**Data for processing**
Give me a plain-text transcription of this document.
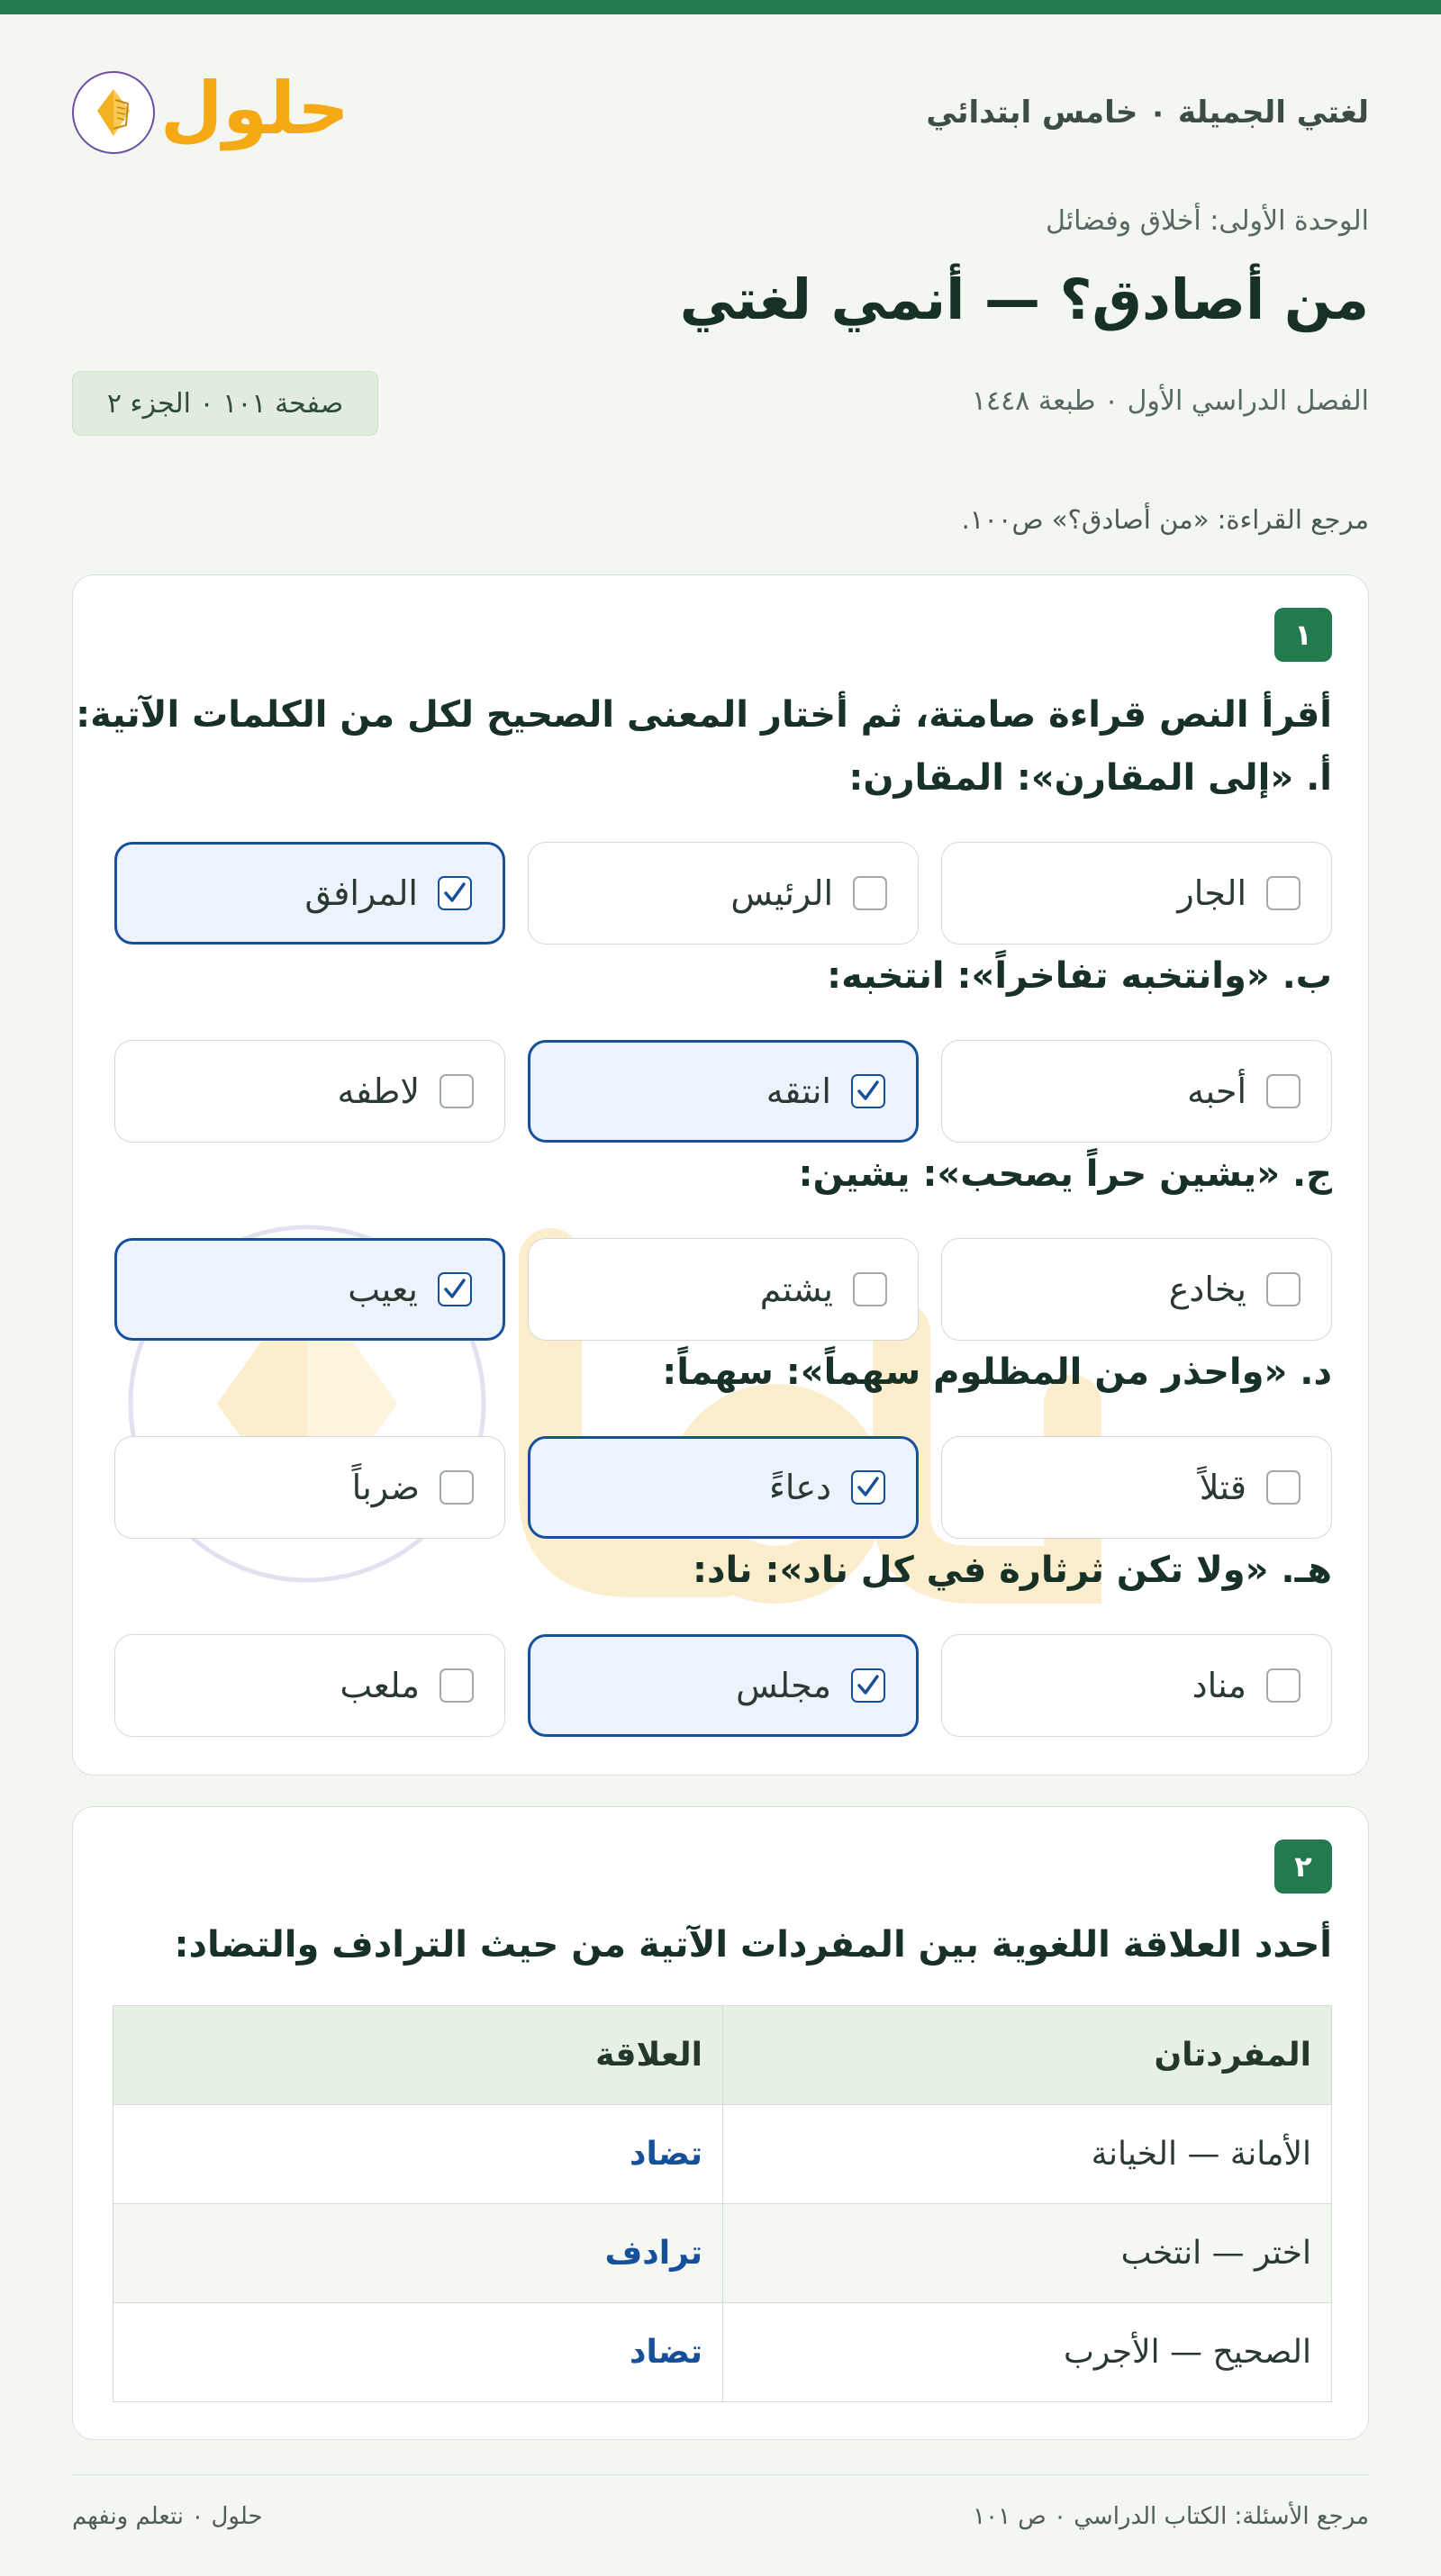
لغتي الجميلة ٠ خامس ابتدائي
حلول
الوحدة الأولى: أخلاق وفضائل
من أصادق؟ — أنمي لغتي
الفصل الدراسي الأول ٠ طبعة ١٤٤٨
صفحة ١٠١ ٠ الجزء ٢
مرجع القراءة: «من أصادق؟» ص١٠٠.
١
أقرأ النص قراءة صامتة، ثم أختار المعنى الصحيح لكل من الكلمات الآتية:
أ. «إلى المقارن»: المقارن:
الجار
الرئيس
المرافق
ب. «وانتخبه تفاخراً»: انتخبه:
أحبه
انتقه
لاطفه
ج. «يشين حراً يصحب»: يشين:
يخادع
يشتم
يعيب
د. «واحذر من المظلوم سهماً»: سهماً:
قتلاً
دعاءً
ضرباً
هـ. «ولا تكن ثرثارة في كل ناد»: ناد:
مناد
مجلس
ملعب
٢
أحدد العلاقة اللغوية بين المفردات الآتية من حيث الترادف والتضاد:
المفردتان	العلاقة
الأمانة — الخيانة	تضاد
اختر — انتخب	ترادف
الصحيح — الأجرب	تضاد
مرجع الأسئلة: الكتاب الدراسي ٠ ص ١٠١
حلول ٠ نتعلم ونفهم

**Written task**
Repeat the listing in full and exactly. Leave any pictures out.

**Solved exercise**
Give me a plain-text transcription of this document.
لغتي الجميلة ٠ خامس ابتدائي
حلول
الوحدة الأولى: أخلاق وفضائل
من أصادق؟ — أنمي لغتي
الفصل الدراسي الأول ٠ طبعة ١٤٤٨
صفحة ١٠١ ٠ الجزء ٢
مرجع القراءة: «من أصادق؟» ص١٠٠.
١
أقرأ النص قراءة صامتة، ثم أختار المعنى الصحيح لكل من الكلمات الآتية:
أ. «إلى المقارن»: المقارن:
الجار
الرئيس
المرافق
ب. «وانتخبه تفاخراً»: انتخبه:
أحبه
انتقه
لاطفه
ج. «يشين حراً يصحب»: يشين:
يخادع
يشتم
يعيب
د. «واحذر من المظلوم سهماً»: سهماً:
قتلاً
دعاءً
ضرباً
هـ. «ولا تكن ثرثارة في كل ناد»: ناد:
مناد
مجلس
ملعب
٢
أحدد العلاقة اللغوية بين المفردات الآتية من حيث الترادف والتضاد:
المفردتان	العلاقة
الأمانة — الخيانة	تضاد
اختر — انتخب	ترادف
الصحيح — الأجرب	تضاد
مرجع الأسئلة: الكتاب الدراسي ٠ ص ١٠١
حلول ٠ نتعلم ونفهم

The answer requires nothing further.